> Quoted text:
------------------------------
The Fund will, on the terms and subject to the conditions of the Offer, purchase an amount of Shares up to 35% of the Fund’s net assets that are tendered by Shareholders by 11:59 p.m., New York time, on Wednesday, April 26, 2023 (or if the Offer is extended, by any later Notice Due Date), and not cancelled (as provided in Section 6 below) prior to the Notice Due Date. The Fund reserves the right to extend, amend or cancel the Offer as described in Sections 4 and 8 below. The value of the Shares tendered for purchase will be their net asset value as of June 30, 2023 or, if the Offer is extended, as of any later Repurchase Date, payable as set out in Section 7. The determination of the net asset value of Shares as of the Repurchase Date is subject to adjustment based upon the results of the next annual audit of the Fund’s financial statements.
4. AMOUNT OF TENDER.
------------------------------
> Set problem: Carry on the text about the Fund's tender offer after its final line, writing the section that follows the "4. AMOUNT OF TENDER." heading.

> Element position data:
------------------------------
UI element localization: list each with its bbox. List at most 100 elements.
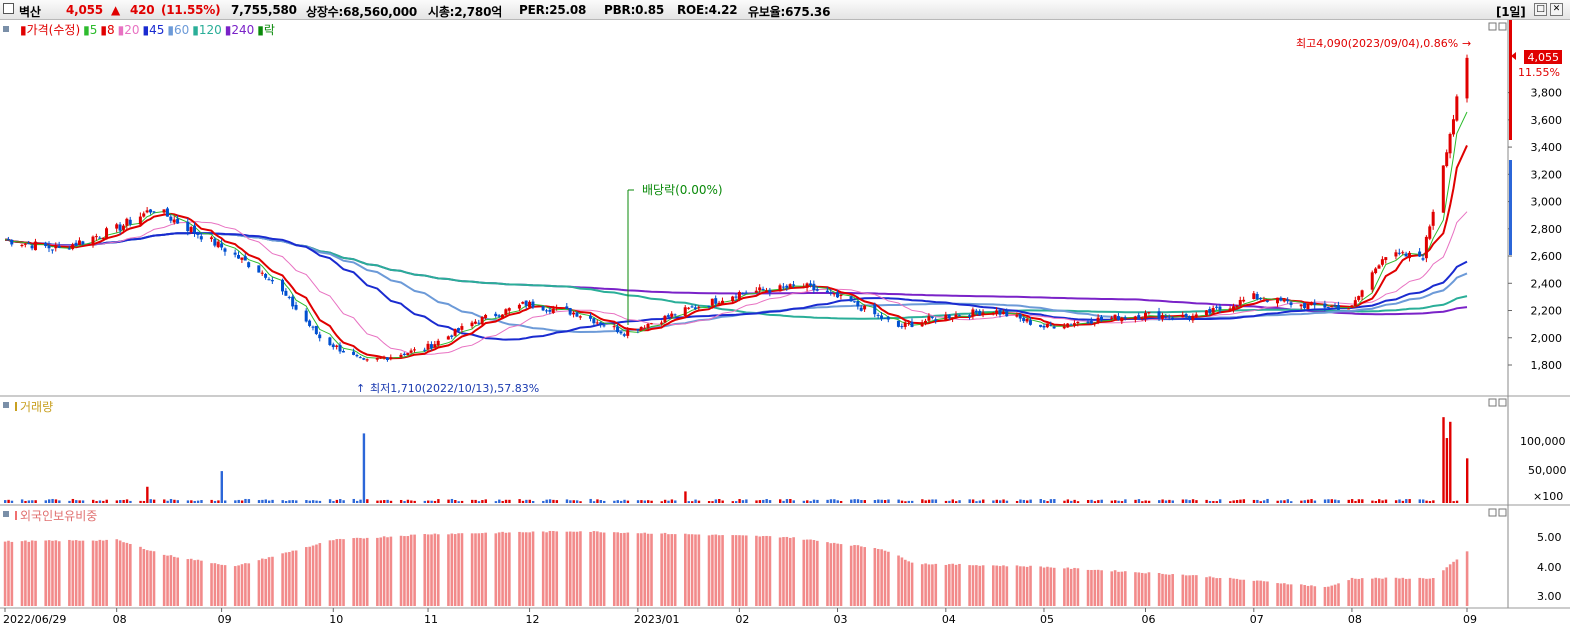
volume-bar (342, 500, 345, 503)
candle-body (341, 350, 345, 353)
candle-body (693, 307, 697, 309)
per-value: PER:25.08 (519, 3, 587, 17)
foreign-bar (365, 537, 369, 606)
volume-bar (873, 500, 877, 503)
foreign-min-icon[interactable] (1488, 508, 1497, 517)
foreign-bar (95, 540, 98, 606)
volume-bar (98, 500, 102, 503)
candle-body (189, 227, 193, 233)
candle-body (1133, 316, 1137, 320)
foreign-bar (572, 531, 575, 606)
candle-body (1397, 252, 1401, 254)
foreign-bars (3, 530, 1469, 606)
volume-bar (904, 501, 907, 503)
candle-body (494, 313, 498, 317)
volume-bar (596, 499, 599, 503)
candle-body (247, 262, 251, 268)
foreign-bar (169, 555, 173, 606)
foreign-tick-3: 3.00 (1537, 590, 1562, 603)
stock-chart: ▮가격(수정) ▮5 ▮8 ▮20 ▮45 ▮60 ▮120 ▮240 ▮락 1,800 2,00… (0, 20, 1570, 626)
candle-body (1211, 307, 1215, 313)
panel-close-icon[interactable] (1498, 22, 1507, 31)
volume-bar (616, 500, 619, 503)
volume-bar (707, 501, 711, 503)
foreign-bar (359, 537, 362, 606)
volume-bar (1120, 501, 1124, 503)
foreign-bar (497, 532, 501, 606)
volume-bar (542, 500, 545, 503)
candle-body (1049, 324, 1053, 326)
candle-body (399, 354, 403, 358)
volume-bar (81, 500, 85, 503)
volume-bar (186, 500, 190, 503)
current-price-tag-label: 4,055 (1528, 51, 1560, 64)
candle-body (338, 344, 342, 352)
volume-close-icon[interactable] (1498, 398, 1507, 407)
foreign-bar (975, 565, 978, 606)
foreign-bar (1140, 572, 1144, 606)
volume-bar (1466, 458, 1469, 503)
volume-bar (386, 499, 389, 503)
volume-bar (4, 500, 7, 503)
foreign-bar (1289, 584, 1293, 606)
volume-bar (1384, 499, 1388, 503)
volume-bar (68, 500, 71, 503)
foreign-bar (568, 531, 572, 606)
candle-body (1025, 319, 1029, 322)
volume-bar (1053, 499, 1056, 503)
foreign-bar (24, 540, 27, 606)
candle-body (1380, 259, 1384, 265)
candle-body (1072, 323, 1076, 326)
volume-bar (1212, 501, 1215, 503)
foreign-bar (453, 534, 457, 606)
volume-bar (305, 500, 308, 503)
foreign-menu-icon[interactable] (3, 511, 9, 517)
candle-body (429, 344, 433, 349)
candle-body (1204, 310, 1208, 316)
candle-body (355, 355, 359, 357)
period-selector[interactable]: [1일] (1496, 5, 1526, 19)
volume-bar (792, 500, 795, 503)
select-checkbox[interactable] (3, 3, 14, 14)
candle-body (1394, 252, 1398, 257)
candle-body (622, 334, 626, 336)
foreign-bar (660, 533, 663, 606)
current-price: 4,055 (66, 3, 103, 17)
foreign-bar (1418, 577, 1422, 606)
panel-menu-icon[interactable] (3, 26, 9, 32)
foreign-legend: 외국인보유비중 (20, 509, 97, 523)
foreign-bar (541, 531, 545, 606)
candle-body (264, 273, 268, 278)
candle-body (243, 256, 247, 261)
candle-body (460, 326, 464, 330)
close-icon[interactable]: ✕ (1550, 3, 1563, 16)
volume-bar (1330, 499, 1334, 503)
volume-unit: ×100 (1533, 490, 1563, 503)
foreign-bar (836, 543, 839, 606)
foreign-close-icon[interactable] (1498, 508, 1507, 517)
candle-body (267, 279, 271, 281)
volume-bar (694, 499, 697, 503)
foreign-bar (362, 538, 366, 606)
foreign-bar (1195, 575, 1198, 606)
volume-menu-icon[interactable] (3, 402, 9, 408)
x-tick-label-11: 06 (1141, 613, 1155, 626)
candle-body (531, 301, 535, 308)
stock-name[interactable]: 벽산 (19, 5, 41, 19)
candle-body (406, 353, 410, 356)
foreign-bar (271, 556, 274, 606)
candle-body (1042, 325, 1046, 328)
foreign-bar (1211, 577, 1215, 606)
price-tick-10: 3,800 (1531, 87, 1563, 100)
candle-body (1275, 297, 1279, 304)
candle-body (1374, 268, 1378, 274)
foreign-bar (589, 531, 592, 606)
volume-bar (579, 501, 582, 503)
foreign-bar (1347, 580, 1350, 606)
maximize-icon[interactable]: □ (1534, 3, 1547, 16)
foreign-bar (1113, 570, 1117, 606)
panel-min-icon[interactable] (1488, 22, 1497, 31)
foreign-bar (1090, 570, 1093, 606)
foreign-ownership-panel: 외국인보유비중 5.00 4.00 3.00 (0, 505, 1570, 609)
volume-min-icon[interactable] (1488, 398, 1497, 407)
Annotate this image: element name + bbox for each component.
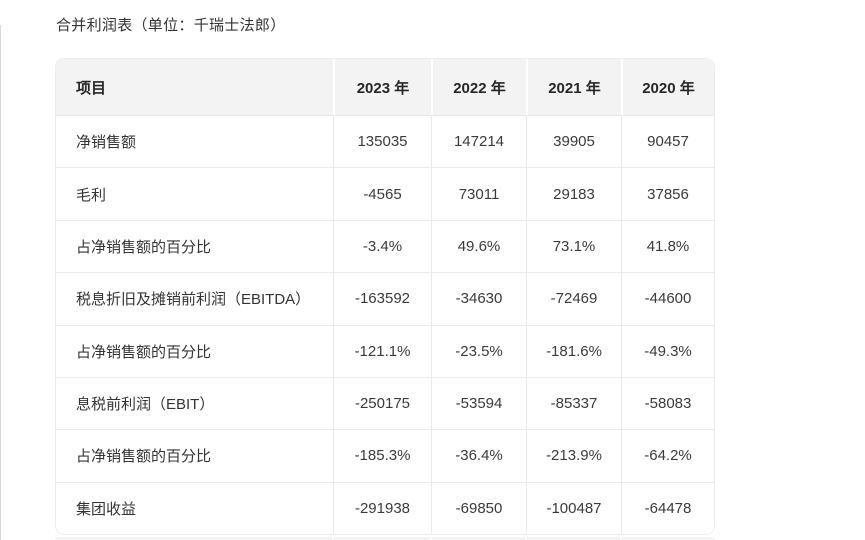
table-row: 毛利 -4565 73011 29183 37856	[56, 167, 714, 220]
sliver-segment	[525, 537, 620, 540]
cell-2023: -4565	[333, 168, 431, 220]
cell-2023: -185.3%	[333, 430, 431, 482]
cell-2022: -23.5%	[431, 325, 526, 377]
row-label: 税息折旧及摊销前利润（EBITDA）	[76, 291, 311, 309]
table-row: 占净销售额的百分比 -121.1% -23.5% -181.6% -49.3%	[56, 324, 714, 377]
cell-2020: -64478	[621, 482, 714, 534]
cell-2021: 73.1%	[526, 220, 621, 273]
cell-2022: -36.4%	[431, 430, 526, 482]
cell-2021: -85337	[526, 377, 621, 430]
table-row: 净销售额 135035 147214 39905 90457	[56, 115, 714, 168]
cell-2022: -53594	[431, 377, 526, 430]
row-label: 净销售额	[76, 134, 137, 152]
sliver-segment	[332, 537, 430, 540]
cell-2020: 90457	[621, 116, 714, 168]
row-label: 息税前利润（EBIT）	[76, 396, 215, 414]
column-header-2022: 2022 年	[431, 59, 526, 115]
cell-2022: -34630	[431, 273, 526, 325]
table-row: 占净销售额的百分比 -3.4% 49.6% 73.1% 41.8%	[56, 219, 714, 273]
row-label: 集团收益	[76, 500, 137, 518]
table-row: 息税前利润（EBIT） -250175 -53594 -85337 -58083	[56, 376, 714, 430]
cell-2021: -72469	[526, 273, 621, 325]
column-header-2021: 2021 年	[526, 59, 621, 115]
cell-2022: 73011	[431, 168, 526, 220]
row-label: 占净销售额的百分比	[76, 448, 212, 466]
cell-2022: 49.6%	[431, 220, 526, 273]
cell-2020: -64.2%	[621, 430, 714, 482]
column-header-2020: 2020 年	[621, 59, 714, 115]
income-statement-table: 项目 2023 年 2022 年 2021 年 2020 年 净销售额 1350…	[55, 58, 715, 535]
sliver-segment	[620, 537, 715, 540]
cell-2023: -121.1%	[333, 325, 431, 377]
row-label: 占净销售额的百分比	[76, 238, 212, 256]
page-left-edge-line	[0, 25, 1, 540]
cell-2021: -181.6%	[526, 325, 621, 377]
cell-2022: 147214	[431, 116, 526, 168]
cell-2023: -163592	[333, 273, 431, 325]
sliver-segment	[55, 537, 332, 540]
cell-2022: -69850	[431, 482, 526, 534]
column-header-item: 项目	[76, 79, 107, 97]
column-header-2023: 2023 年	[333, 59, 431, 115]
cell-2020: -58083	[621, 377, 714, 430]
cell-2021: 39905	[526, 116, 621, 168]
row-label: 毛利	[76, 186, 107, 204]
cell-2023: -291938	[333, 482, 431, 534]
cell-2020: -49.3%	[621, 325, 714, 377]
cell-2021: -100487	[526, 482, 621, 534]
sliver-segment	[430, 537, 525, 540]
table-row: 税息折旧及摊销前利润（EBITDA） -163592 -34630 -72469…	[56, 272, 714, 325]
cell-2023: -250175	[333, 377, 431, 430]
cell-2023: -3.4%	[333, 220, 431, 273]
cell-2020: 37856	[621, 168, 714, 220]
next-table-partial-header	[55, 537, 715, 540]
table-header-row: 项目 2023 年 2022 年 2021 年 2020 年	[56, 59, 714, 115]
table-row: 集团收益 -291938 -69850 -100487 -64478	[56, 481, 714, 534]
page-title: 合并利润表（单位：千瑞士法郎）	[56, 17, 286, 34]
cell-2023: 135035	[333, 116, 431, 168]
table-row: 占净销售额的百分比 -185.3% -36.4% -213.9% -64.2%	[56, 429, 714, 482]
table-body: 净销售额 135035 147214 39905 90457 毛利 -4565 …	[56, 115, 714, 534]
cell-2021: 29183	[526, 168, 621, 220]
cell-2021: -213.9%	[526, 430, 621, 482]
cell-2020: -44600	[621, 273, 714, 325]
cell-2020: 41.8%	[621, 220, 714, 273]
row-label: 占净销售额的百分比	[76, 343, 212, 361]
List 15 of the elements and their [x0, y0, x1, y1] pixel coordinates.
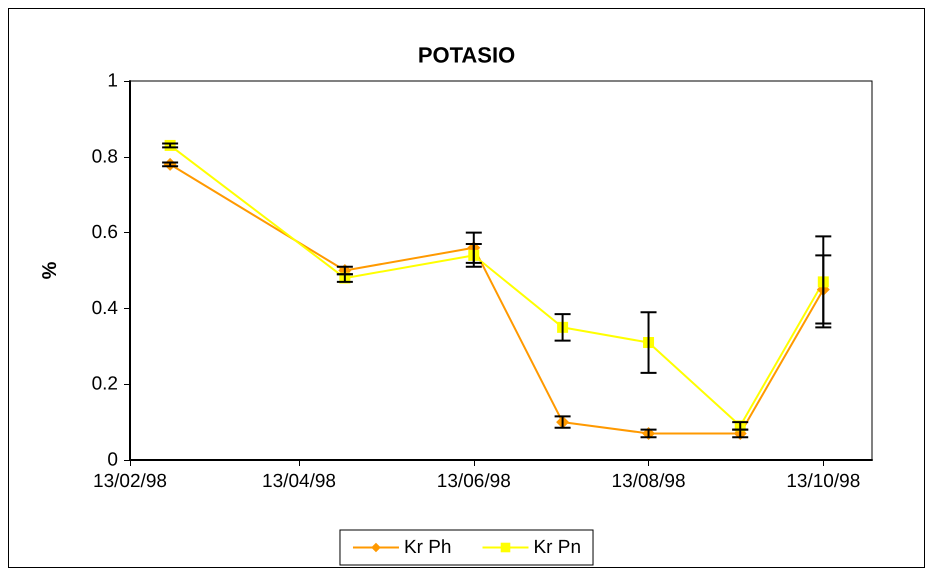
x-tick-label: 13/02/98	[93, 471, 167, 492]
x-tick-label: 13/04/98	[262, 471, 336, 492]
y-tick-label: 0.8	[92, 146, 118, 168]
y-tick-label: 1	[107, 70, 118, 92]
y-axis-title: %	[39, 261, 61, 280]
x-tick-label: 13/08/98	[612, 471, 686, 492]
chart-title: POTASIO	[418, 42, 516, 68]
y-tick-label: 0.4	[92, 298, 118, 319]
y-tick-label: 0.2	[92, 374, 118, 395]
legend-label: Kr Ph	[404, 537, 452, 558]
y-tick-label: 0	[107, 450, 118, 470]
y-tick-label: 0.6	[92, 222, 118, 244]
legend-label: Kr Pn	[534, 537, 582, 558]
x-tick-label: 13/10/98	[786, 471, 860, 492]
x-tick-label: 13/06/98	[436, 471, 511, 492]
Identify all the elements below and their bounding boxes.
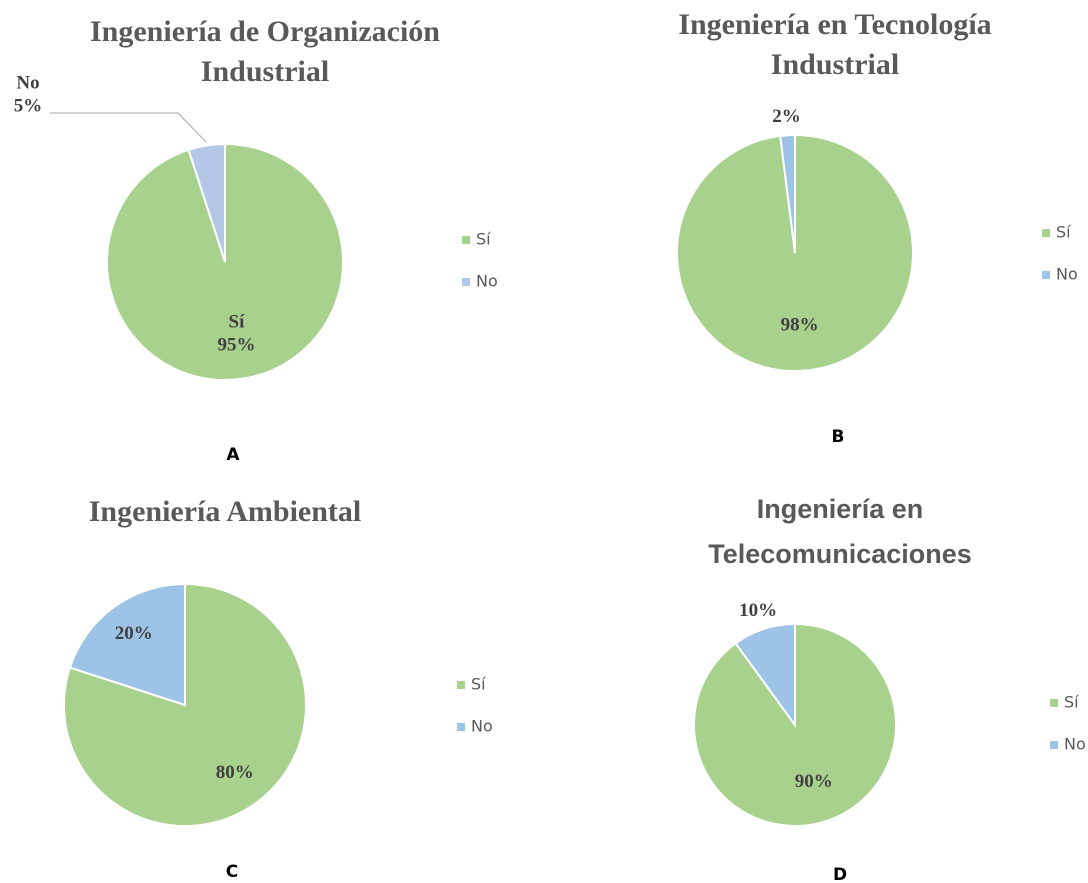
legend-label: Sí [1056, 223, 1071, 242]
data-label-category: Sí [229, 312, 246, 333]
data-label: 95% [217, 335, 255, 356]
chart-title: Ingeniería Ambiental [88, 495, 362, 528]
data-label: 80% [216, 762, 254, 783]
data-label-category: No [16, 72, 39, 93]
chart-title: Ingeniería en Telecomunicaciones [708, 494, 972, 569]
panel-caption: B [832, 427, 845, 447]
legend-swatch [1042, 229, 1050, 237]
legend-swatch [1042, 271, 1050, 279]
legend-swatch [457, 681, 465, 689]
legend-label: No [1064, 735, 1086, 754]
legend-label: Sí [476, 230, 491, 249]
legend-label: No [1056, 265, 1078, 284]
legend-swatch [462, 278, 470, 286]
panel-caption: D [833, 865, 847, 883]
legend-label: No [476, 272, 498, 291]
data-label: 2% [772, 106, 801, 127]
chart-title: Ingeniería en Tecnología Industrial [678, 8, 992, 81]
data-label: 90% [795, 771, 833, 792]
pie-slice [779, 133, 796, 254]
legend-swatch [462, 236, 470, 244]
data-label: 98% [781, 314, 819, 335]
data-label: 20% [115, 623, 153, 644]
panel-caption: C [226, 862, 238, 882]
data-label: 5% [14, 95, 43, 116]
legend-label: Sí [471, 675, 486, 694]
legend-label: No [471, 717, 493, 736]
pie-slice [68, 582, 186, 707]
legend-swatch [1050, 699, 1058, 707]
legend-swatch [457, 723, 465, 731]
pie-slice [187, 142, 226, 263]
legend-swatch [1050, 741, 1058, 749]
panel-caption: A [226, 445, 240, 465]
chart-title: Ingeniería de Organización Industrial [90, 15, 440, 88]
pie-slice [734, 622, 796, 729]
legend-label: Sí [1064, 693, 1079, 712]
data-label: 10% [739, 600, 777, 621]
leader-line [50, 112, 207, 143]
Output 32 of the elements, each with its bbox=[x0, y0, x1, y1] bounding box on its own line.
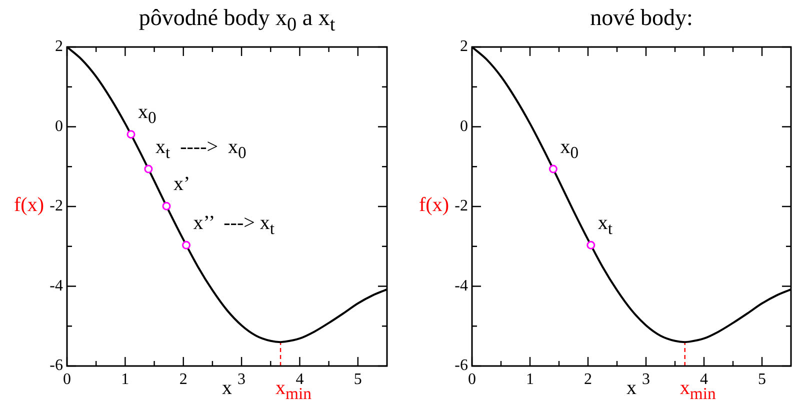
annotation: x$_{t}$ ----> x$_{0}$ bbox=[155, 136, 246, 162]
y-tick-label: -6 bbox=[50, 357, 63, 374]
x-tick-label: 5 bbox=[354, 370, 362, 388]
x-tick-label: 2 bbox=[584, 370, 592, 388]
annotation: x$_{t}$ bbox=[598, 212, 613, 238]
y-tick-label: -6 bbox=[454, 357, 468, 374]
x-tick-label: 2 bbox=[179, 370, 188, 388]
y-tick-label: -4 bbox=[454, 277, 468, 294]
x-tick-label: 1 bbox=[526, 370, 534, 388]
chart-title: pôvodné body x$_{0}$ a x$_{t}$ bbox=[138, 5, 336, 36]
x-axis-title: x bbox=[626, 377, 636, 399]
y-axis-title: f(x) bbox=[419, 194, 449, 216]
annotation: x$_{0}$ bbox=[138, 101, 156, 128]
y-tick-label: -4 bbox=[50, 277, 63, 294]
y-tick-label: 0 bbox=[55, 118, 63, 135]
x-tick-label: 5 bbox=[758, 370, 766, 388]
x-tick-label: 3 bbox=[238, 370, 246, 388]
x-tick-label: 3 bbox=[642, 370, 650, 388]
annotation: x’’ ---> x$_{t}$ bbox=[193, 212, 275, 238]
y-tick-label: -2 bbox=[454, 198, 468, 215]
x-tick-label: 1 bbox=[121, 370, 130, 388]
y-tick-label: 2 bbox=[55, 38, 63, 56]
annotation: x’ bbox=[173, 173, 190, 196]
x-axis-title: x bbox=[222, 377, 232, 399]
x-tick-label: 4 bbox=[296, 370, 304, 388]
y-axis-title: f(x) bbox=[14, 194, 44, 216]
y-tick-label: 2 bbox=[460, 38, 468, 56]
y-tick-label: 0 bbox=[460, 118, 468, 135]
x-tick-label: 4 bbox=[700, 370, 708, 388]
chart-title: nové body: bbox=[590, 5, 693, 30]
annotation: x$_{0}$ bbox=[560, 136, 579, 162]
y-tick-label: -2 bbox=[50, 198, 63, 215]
------------------------------
> Response to this exercise:
Subject to the limitations set out below, a Shareholder may tender all its Shares or a portion of its Shares. If a Shareholder tenders Shares in an amount that would cause the value of the Shareholder’s Shares to fall below the required minimum account balance of $50,000, the Board of Trustees reserves the right to reduce the amount to be purchased from such Shareholder so that the required minimum balance is maintained or to purchase all the Shareholder’s Shares in the Fund. The Offer is being made to all Shareholders of the Fund and is not conditioned on any minimum amount of Shares being tendered.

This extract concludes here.